→ Dataset excerpt

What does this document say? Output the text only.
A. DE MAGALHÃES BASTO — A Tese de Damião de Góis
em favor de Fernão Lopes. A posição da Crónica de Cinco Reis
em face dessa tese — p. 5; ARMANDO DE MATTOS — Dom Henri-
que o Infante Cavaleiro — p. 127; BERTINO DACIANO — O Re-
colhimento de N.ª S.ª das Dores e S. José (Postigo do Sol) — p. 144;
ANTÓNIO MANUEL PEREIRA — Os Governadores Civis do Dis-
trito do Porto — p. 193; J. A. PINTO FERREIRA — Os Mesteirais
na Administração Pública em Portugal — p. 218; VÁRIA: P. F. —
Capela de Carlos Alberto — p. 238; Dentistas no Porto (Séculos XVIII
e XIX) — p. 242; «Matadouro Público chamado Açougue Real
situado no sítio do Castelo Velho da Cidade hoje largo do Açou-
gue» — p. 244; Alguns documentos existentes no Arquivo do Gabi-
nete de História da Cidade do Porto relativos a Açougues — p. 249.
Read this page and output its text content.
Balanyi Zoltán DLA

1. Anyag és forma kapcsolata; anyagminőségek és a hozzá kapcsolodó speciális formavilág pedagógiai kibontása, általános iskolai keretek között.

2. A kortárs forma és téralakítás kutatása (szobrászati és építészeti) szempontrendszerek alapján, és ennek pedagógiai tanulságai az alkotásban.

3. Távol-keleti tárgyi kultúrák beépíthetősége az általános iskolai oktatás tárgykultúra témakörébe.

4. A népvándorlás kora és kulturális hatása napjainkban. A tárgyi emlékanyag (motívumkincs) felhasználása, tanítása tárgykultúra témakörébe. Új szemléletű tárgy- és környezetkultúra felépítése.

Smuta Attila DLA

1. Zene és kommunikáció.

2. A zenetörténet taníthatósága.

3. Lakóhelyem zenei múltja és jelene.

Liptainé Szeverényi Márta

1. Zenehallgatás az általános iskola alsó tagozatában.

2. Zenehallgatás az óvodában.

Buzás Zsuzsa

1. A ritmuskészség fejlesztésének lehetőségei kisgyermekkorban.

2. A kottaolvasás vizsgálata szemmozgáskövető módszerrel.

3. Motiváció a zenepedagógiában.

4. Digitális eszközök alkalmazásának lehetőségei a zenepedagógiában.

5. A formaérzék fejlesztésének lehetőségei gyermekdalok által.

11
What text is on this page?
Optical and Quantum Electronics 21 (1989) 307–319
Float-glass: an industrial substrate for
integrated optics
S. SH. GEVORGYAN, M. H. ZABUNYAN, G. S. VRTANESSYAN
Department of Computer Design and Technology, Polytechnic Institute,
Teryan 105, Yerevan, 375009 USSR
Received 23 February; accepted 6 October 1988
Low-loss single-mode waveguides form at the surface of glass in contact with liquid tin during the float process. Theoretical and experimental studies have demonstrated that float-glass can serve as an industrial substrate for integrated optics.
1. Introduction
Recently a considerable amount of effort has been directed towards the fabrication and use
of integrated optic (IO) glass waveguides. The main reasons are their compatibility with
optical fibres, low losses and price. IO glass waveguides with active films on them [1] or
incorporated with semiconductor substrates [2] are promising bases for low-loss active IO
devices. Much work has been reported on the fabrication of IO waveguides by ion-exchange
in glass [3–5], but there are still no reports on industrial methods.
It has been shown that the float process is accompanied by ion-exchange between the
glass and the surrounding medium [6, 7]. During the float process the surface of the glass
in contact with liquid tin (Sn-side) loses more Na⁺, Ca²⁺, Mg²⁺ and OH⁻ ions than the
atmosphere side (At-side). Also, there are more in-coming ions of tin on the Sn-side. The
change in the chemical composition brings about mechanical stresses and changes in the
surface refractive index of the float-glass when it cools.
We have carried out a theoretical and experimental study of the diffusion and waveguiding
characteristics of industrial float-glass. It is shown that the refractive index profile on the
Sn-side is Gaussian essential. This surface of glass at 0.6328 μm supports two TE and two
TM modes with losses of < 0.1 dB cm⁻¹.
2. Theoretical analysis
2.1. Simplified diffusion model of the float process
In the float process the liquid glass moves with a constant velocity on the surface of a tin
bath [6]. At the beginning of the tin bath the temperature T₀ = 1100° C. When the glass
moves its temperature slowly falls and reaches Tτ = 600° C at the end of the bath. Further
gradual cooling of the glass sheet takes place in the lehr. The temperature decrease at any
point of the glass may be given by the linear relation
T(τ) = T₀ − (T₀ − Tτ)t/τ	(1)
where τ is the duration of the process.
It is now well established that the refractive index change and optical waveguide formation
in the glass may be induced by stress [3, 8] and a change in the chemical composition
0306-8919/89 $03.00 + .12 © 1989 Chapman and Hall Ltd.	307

→ SHORT TASK
Transcribe the full listing above without leaving anything out.

→ SOLUTION TO THE EXERCISE
What does this document say? Output the text only.
A. DE MAGALHÃES BASTO — A Tese de Damião de Góis
em favor de Fernão Lopes. A posição da Crónica de Cinco Reis
em face dessa tese — p. 5; ARMANDO DE MATTOS — Dom Henri-
que o Infante Cavaleiro — p. 127; BERTINO DACIANO — O Re-
colhimento de N.ª S.ª das Dores e S. José (Postigo do Sol) — p. 144;
ANTÓNIO MANUEL PEREIRA — Os Governadores Civis do Dis-
trito do Porto — p. 193; J. A. PINTO FERREIRA — Os Mesteirais
na Administração Pública em Portugal — p. 218; VÁRIA: P. F. —
Capela de Carlos Alberto — p. 238; Dentistas no Porto (Séculos XVIII
e XIX) — p. 242; «Matadouro Público chamado Açougue Real
situado no sítio do Castelo Velho da Cidade hoje largo do Açou-
gue» — p. 244; Alguns documentos existentes no Arquivo do Gabi-
nete de História da Cidade do Porto relativos a Açougues — p. 249.
Read this page and output its text content.
Balanyi Zoltán DLA

1. Anyag és forma kapcsolata; anyagminőségek és a hozzá kapcsolodó speciális formavilág pedagógiai kibontása, általános iskolai keretek között.

2. A kortárs forma és téralakítás kutatása (szobrászati és építészeti) szempontrendszerek alapján, és ennek pedagógiai tanulságai az alkotásban.

3. Távol-keleti tárgyi kultúrák beépíthetősége az általános iskolai oktatás tárgykultúra témakörébe.

4. A népvándorlás kora és kulturális hatása napjainkban. A tárgyi emlékanyag (motívumkincs) felhasználása, tanítása tárgykultúra témakörébe. Új szemléletű tárgy- és környezetkultúra felépítése.

Smuta Attila DLA

1. Zene és kommunikáció.

2. A zenetörténet taníthatósága.

3. Lakóhelyem zenei múltja és jelene.

Liptainé Szeverényi Márta

1. Zenehallgatás az általános iskola alsó tagozatában.

2. Zenehallgatás az óvodában.

Buzás Zsuzsa

1. A ritmuskészség fejlesztésének lehetőségei kisgyermekkorban.

2. A kottaolvasás vizsgálata szemmozgáskövető módszerrel.

3. Motiváció a zenepedagógiában.

4. Digitális eszközök alkalmazásának lehetőségei a zenepedagógiában.

5. A formaérzék fejlesztésének lehetőségei gyermekdalok által.

11
What text is on this page?
Optical and Quantum Electronics 21 (1989) 307–319
Float-glass: an industrial substrate for
integrated optics
S. SH. GEVORGYAN, M. H. ZABUNYAN, G. S. VRTANESSYAN
Department of Computer Design and Technology, Polytechnic Institute,
Teryan 105, Yerevan, 375009 USSR
Received 23 February; accepted 6 October 1988
Low-loss single-mode waveguides form at the surface of glass in contact with liquid tin during the float process. Theoretical and experimental studies have demonstrated that float-glass can serve as an industrial substrate for integrated optics.
1. Introduction
Recently a considerable amount of effort has been directed towards the fabrication and use
of integrated optic (IO) glass waveguides. The main reasons are their compatibility with
optical fibres, low losses and price. IO glass waveguides with active films on them [1] or
incorporated with semiconductor substrates [2] are promising bases for low-loss active IO
devices. Much work has been reported on the fabrication of IO waveguides by ion-exchange
in glass [3–5], but there are still no reports on industrial methods.
It has been shown that the float process is accompanied by ion-exchange between the
glass and the surrounding medium [6, 7]. During the float process the surface of the glass
in contact with liquid tin (Sn-side) loses more Na⁺, Ca²⁺, Mg²⁺ and OH⁻ ions than the
atmosphere side (At-side). Also, there are more in-coming ions of tin on the Sn-side. The
change in the chemical composition brings about mechanical stresses and changes in the
surface refractive index of the float-glass when it cools.
We have carried out a theoretical and experimental study of the diffusion and waveguiding
characteristics of industrial float-glass. It is shown that the refractive index profile on the
Sn-side is Gaussian essential. This surface of glass at 0.6328 μm supports two TE and two
TM modes with losses of < 0.1 dB cm⁻¹.
2. Theoretical analysis
2.1. Simplified diffusion model of the float process
In the float process the liquid glass moves with a constant velocity on the surface of a tin
bath [6]. At the beginning of the tin bath the temperature T₀ = 1100° C. When the glass
moves its temperature slowly falls and reaches Tτ = 600° C at the end of the bath. Further
gradual cooling of the glass sheet takes place in the lehr. The temperature decrease at any
point of the glass may be given by the linear relation
T(τ) = T₀ − (T₀ − Tτ)t/τ	(1)
where τ is the duration of the process.
It is now well established that the refractive index change and optical waveguide formation
in the glass may be induced by stress [3, 8] and a change in the chemical composition
0306-8919/89 $03.00 + .12 © 1989 Chapman and Hall Ltd.	307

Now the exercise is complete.